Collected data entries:
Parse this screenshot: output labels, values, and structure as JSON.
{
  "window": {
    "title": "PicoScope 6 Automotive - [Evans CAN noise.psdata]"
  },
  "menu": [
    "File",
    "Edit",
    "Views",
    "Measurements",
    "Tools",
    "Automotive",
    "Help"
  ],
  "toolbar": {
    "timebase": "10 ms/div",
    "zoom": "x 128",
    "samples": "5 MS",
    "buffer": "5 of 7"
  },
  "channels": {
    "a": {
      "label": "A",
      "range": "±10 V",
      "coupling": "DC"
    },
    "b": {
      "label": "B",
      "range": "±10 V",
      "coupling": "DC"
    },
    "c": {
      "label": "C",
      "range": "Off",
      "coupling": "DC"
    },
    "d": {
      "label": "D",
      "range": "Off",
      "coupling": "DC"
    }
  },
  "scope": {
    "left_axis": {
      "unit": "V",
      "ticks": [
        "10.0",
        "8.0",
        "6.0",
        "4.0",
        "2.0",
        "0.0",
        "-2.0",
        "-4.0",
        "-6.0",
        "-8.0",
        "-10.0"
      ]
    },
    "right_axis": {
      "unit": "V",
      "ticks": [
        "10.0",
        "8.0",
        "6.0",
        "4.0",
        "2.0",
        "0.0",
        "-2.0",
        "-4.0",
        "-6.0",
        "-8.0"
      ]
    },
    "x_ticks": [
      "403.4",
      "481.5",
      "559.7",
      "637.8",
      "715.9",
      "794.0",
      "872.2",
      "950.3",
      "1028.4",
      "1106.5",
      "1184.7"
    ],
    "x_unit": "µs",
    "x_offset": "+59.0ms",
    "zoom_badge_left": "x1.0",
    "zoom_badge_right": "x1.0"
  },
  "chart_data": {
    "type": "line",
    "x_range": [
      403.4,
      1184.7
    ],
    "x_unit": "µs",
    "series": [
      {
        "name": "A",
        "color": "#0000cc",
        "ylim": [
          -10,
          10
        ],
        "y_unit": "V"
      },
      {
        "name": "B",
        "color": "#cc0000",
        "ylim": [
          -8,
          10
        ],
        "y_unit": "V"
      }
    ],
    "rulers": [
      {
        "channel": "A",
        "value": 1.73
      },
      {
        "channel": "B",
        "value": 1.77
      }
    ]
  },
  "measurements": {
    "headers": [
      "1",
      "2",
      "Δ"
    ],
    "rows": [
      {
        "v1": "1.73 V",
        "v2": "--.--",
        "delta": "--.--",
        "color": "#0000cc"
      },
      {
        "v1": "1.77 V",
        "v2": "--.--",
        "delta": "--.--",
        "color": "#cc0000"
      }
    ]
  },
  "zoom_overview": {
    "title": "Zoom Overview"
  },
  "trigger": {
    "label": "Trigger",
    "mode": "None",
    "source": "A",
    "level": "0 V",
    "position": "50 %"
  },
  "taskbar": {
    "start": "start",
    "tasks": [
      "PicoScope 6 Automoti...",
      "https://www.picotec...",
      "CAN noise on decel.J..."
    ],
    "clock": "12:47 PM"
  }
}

## YOUR OBJECTIVE
Write out the full listing, keeping every line exactly as it is.

## WRITTEN ANSWER
Parse this screenshot: output labels, values, and structure as JSON.
{
  "window": {
    "title": "PicoScope 6 Automotive - [Evans CAN noise.psdata]"
  },
  "menu": [
    "File",
    "Edit",
    "Views",
    "Measurements",
    "Tools",
    "Automotive",
    "Help"
  ],
  "toolbar": {
    "timebase": "10 ms/div",
    "zoom": "x 128",
    "samples": "5 MS",
    "buffer": "5 of 7"
  },
  "channels": {
    "a": {
      "label": "A",
      "range": "±10 V",
      "coupling": "DC"
    },
    "b": {
      "label": "B",
      "range": "±10 V",
      "coupling": "DC"
    },
    "c": {
      "label": "C",
      "range": "Off",
      "coupling": "DC"
    },
    "d": {
      "label": "D",
      "range": "Off",
      "coupling": "DC"
    }
  },
  "scope": {
    "left_axis": {
      "unit": "V",
      "ticks": [
        "10.0",
        "8.0",
        "6.0",
        "4.0",
        "2.0",
        "0.0",
        "-2.0",
        "-4.0",
        "-6.0",
        "-8.0",
        "-10.0"
      ]
    },
    "right_axis": {
      "unit": "V",
      "ticks": [
        "10.0",
        "8.0",
        "6.0",
        "4.0",
        "2.0",
        "0.0",
        "-2.0",
        "-4.0",
        "-6.0",
        "-8.0"
      ]
    },
    "x_ticks": [
      "403.4",
      "481.5",
      "559.7",
      "637.8",
      "715.9",
      "794.0",
      "872.2",
      "950.3",
      "1028.4",
      "1106.5",
      "1184.7"
    ],
    "x_unit": "µs",
    "x_offset": "+59.0ms",
    "zoom_badge_left": "x1.0",
    "zoom_badge_right": "x1.0"
  },
  "chart_data": {
    "type": "line",
    "x_range": [
      403.4,
      1184.7
    ],
    "x_unit": "µs",
    "series": [
      {
        "name": "A",
        "color": "#0000cc",
        "ylim": [
          -10,
          10
        ],
        "y_unit": "V"
      },
      {
        "name": "B",
        "color": "#cc0000",
        "ylim": [
          -8,
          10
        ],
        "y_unit": "V"
      }
    ],
    "rulers": [
      {
        "channel": "A",
        "value": 1.73
      },
      {
        "channel": "B",
        "value": 1.77
      }
    ]
  },
  "measurements": {
    "headers": [
      "1",
      "2",
      "Δ"
    ],
    "rows": [
      {
        "v1": "1.73 V",
        "v2": "--.--",
        "delta": "--.--",
        "color": "#0000cc"
      },
      {
        "v1": "1.77 V",
        "v2": "--.--",
        "delta": "--.--",
        "color": "#cc0000"
      }
    ]
  },
  "zoom_overview": {
    "title": "Zoom Overview"
  },
  "trigger": {
    "label": "Trigger",
    "mode": "None",
    "source": "A",
    "level": "0 V",
    "position": "50 %"
  },
  "taskbar": {
    "start": "start",
    "tasks": [
      "PicoScope 6 Automoti...",
      "https://www.picotec...",
      "CAN noise on decel.J..."
    ],
    "clock": "12:47 PM"
  }
}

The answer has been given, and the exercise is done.